## Dataset items

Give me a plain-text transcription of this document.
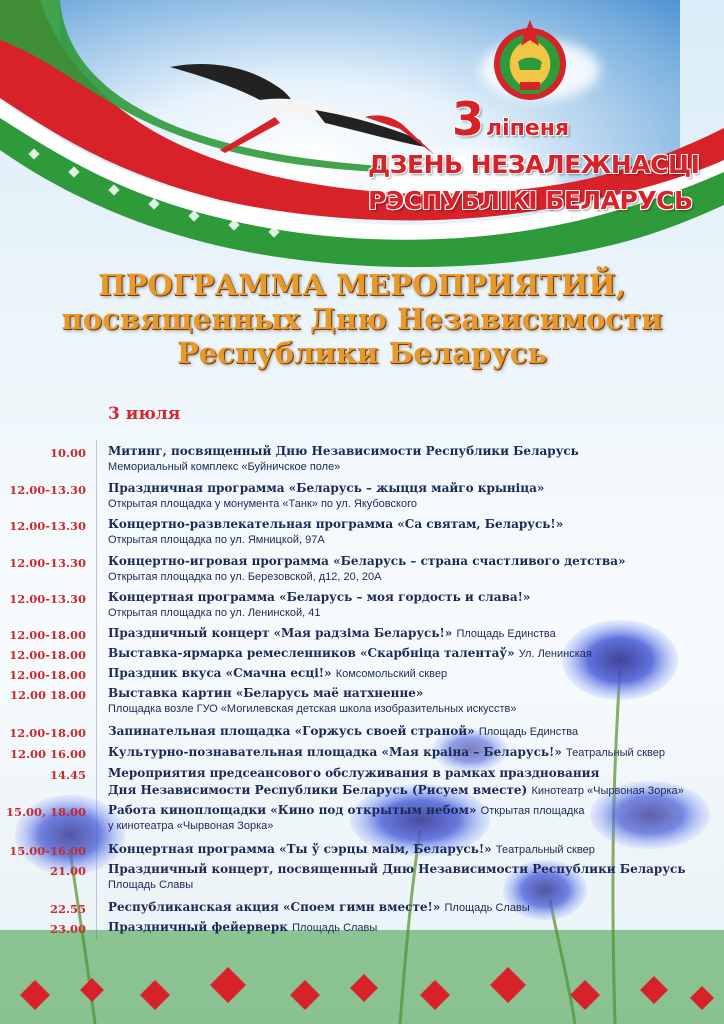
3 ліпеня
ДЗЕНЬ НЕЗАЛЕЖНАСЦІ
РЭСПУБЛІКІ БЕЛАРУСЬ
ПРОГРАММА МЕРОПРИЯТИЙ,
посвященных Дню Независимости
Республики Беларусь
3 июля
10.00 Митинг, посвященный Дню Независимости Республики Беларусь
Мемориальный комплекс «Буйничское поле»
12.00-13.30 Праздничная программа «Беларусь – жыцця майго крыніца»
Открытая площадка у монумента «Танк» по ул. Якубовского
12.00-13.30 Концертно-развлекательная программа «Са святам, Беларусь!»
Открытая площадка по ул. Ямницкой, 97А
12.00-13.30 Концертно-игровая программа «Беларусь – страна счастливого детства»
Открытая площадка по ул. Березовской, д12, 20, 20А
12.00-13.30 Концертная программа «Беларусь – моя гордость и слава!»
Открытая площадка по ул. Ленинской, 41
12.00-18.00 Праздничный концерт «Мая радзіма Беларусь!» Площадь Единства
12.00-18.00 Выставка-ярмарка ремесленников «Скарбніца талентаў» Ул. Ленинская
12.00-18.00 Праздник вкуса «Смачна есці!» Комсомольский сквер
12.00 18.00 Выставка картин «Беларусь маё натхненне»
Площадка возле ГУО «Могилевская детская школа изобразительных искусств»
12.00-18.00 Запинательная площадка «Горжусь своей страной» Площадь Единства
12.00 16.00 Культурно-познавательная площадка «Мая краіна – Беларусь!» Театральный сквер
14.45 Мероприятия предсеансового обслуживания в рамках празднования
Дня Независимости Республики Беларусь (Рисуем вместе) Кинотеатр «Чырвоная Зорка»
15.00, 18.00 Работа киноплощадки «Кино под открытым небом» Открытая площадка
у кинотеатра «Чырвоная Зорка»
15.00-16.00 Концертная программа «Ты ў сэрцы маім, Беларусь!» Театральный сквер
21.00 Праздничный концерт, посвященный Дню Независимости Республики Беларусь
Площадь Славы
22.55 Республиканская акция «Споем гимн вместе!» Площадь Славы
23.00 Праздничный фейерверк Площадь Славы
* * *
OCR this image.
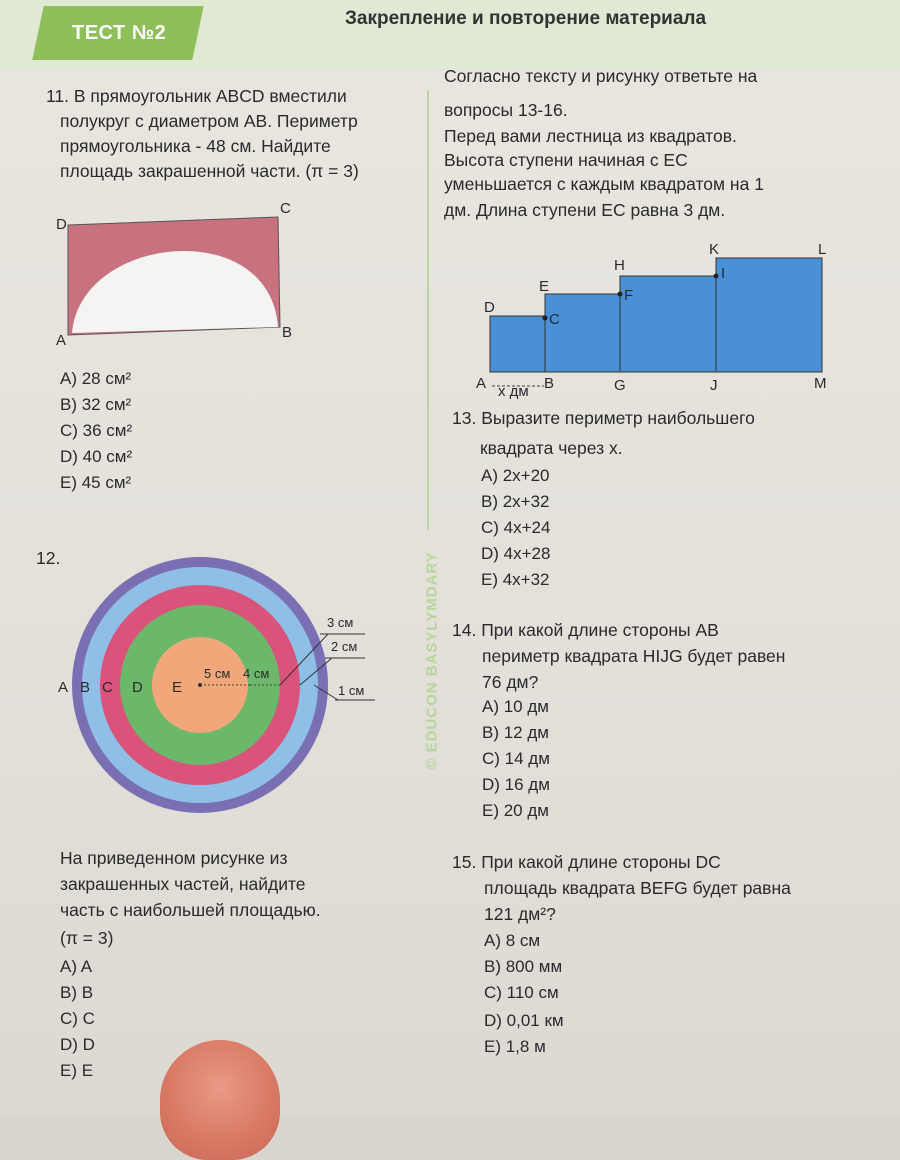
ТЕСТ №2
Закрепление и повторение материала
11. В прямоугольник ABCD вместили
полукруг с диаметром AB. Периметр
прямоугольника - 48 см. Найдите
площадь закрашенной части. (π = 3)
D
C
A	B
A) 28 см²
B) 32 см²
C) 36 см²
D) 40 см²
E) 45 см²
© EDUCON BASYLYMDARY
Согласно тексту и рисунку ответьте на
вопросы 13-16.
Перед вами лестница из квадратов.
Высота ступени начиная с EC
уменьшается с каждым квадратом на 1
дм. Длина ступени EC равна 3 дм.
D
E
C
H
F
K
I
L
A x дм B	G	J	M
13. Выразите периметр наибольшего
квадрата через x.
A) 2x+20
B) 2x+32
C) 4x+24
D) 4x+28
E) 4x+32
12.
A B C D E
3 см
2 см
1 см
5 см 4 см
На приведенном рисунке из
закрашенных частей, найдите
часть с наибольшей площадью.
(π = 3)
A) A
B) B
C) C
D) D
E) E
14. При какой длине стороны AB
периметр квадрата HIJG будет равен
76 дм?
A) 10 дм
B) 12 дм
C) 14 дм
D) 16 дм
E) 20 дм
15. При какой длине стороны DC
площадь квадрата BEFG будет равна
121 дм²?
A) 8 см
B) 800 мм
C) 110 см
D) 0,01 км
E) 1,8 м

## Your instructions
Using the entries above, return each line in which the word "Зорка" occurs.

## Problem solution
Дня Независимости Республики Беларусь (Рисуем вместе) Кинотеатр «Чырвоная Зорка»
у кинотеатра «Чырвоная Зорка»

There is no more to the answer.